◆ **Directions for this task**
Each line that follows is to be retyped exactly.

◆ **Data provided**
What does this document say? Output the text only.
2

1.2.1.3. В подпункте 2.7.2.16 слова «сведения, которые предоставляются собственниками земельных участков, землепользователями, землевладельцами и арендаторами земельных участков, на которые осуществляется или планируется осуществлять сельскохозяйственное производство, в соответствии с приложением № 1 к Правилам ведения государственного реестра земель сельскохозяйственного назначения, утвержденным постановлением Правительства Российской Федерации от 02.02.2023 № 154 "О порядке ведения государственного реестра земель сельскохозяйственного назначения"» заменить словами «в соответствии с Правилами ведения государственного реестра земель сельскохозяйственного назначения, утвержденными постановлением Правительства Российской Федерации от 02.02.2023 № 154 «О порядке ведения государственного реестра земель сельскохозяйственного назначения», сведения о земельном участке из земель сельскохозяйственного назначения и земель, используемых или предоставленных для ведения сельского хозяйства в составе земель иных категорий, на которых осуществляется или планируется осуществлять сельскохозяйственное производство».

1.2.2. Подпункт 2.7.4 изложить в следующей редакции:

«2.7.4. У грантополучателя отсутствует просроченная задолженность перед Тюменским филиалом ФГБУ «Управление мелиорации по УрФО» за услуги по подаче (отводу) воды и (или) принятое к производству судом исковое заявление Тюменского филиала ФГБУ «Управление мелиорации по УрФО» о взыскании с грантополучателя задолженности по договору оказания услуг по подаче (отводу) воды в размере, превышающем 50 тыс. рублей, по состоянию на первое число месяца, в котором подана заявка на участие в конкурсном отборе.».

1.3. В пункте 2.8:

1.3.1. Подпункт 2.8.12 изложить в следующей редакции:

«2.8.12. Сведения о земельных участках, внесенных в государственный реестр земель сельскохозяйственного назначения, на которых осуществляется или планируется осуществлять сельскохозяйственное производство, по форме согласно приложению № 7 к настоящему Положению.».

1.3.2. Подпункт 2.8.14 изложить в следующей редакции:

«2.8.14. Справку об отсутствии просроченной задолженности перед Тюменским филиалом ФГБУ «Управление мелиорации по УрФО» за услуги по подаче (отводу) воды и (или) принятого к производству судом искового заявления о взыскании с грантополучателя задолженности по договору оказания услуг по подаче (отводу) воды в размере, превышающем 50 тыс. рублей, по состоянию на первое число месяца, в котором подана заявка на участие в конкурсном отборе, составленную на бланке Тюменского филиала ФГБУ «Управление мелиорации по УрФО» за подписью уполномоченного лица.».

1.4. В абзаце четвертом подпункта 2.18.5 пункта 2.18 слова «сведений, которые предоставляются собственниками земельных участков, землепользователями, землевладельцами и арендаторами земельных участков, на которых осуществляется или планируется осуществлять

◆ **Full response**
What does this document say? Output the text only.
2

1.2.1.3. В подпункте 2.7.2.16 слова «сведения, которые предоставляются собственниками земельных участков, землепользователями, землевладельцами и арендаторами земельных участков, на которые осуществляется или планируется осуществлять сельскохозяйственное производство, в соответствии с приложением № 1 к Правилам ведения государственного реестра земель сельскохозяйственного назначения, утвержденным постановлением Правительства Российской Федерации от 02.02.2023 № 154 "О порядке ведения государственного реестра земель сельскохозяйственного назначения"» заменить словами «в соответствии с Правилами ведения государственного реестра земель сельскохозяйственного назначения, утвержденными постановлением Правительства Российской Федерации от 02.02.2023 № 154 «О порядке ведения государственного реестра земель сельскохозяйственного назначения», сведения о земельном участке из земель сельскохозяйственного назначения и земель, используемых или предоставленных для ведения сельского хозяйства в составе земель иных категорий, на которых осуществляется или планируется осуществлять сельскохозяйственное производство».

1.2.2. Подпункт 2.7.4 изложить в следующей редакции:

«2.7.4. У грантополучателя отсутствует просроченная задолженность перед Тюменским филиалом ФГБУ «Управление мелиорации по УрФО» за услуги по подаче (отводу) воды и (или) принятое к производству судом исковое заявление Тюменского филиала ФГБУ «Управление мелиорации по УрФО» о взыскании с грантополучателя задолженности по договору оказания услуг по подаче (отводу) воды в размере, превышающем 50 тыс. рублей, по состоянию на первое число месяца, в котором подана заявка на участие в конкурсном отборе.».

1.3. В пункте 2.8:

1.3.1. Подпункт 2.8.12 изложить в следующей редакции:

«2.8.12. Сведения о земельных участках, внесенных в государственный реестр земель сельскохозяйственного назначения, на которых осуществляется или планируется осуществлять сельскохозяйственное производство, по форме согласно приложению № 7 к настоящему Положению.».

1.3.2. Подпункт 2.8.14 изложить в следующей редакции:

«2.8.14. Справку об отсутствии просроченной задолженности перед Тюменским филиалом ФГБУ «Управление мелиорации по УрФО» за услуги по подаче (отводу) воды и (или) принятого к производству судом искового заявления о взыскании с грантополучателя задолженности по договору оказания услуг по подаче (отводу) воды в размере, превышающем 50 тыс. рублей, по состоянию на первое число месяца, в котором подана заявка на участие в конкурсном отборе, составленную на бланке Тюменского филиала ФГБУ «Управление мелиорации по УрФО» за подписью уполномоченного лица.».

1.4. В абзаце четвертом подпункта 2.18.5 пункта 2.18 слова «сведений, которые предоставляются собственниками земельных участков, землепользователями, землевладельцами и арендаторами земельных участков, на которых осуществляется или планируется осуществлять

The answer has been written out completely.